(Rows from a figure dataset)
════

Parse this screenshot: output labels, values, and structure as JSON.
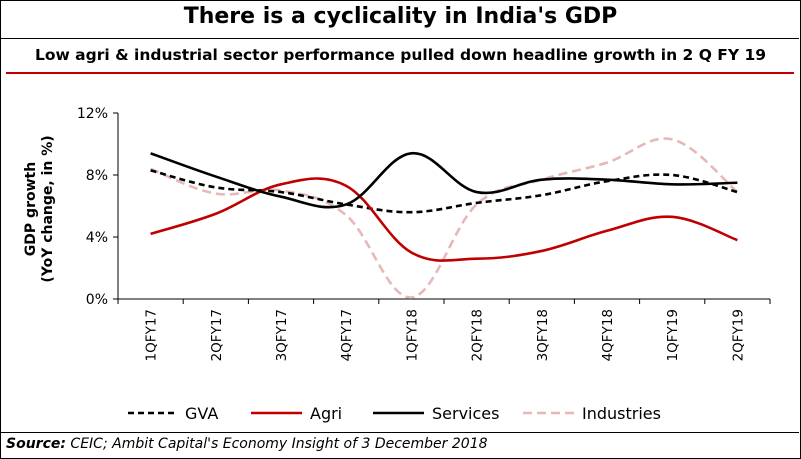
{
  "title": "There is a cyclicality in India's GDP",
  "subtitle": "Low agri & industrial sector performance pulled down headline growth in 2 Q FY 19",
  "source_label": "Source:",
  "source_text": "CEIC; Ambit Capital's Economy Insight of 3 December 2018",
  "chart_data": {
    "type": "line",
    "title": "There is a cyclicality in India's GDP",
    "ylabel_line1": "GDP growth",
    "ylabel_line2": "(YoY change, in %)",
    "categories": [
      "1QFY17",
      "2QFY17",
      "3QFY17",
      "4QFY17",
      "1QFY18",
      "2QFY18",
      "3QFY18",
      "4QFY18",
      "1QFY19",
      "2QFY19"
    ],
    "ylim": [
      0,
      12
    ],
    "yticks": [
      0,
      4,
      8,
      12
    ],
    "ytick_labels": [
      "0%",
      "4%",
      "8%",
      "12%"
    ],
    "legend_position": "bottom",
    "grid": false,
    "series": [
      {
        "name": "GVA",
        "color": "#000000",
        "dash": "6,4",
        "values": [
          8.3,
          7.2,
          6.9,
          6.1,
          5.6,
          6.2,
          6.7,
          7.6,
          8.0,
          6.9
        ]
      },
      {
        "name": "Agri",
        "color": "#c00000",
        "dash": "",
        "values": [
          4.2,
          5.5,
          7.4,
          7.3,
          3.0,
          2.6,
          3.1,
          4.4,
          5.3,
          3.8
        ]
      },
      {
        "name": "Services",
        "color": "#000000",
        "dash": "",
        "values": [
          9.4,
          7.9,
          6.6,
          6.1,
          9.4,
          6.9,
          7.7,
          7.7,
          7.4,
          7.5
        ]
      },
      {
        "name": "Industries",
        "color": "#e6b8b7",
        "dash": "9,5",
        "values": [
          8.4,
          6.8,
          7.0,
          5.4,
          0.1,
          6.1,
          7.7,
          8.8,
          10.3,
          6.9
        ]
      }
    ]
  }
}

════

Aim |
Retype every entry verbatim and exclude the pictures from the copy.

The response |
Parse this screenshot: output labels, values, and structure as JSON.
{
  "title": "There is a cyclicality in India's GDP",
  "subtitle": "Low agri & industrial sector performance pulled down headline growth in 2 Q FY 19",
  "source_label": "Source:",
  "source_text": "CEIC; Ambit Capital's Economy Insight of 3 December 2018",
  "chart_data": {
    "type": "line",
    "title": "There is a cyclicality in India's GDP",
    "ylabel_line1": "GDP growth",
    "ylabel_line2": "(YoY change, in %)",
    "categories": [
      "1QFY17",
      "2QFY17",
      "3QFY17",
      "4QFY17",
      "1QFY18",
      "2QFY18",
      "3QFY18",
      "4QFY18",
      "1QFY19",
      "2QFY19"
    ],
    "ylim": [
      0,
      12
    ],
    "yticks": [
      0,
      4,
      8,
      12
    ],
    "ytick_labels": [
      "0%",
      "4%",
      "8%",
      "12%"
    ],
    "legend_position": "bottom",
    "grid": false,
    "series": [
      {
        "name": "GVA",
        "color": "#000000",
        "dash": "6,4",
        "values": [
          8.3,
          7.2,
          6.9,
          6.1,
          5.6,
          6.2,
          6.7,
          7.6,
          8.0,
          6.9
        ]
      },
      {
        "name": "Agri",
        "color": "#c00000",
        "dash": "",
        "values": [
          4.2,
          5.5,
          7.4,
          7.3,
          3.0,
          2.6,
          3.1,
          4.4,
          5.3,
          3.8
        ]
      },
      {
        "name": "Services",
        "color": "#000000",
        "dash": "",
        "values": [
          9.4,
          7.9,
          6.6,
          6.1,
          9.4,
          6.9,
          7.7,
          7.7,
          7.4,
          7.5
        ]
      },
      {
        "name": "Industries",
        "color": "#e6b8b7",
        "dash": "9,5",
        "values": [
          8.4,
          6.8,
          7.0,
          5.4,
          0.1,
          6.1,
          7.7,
          8.8,
          10.3,
          6.9
        ]
      }
    ]
  }
}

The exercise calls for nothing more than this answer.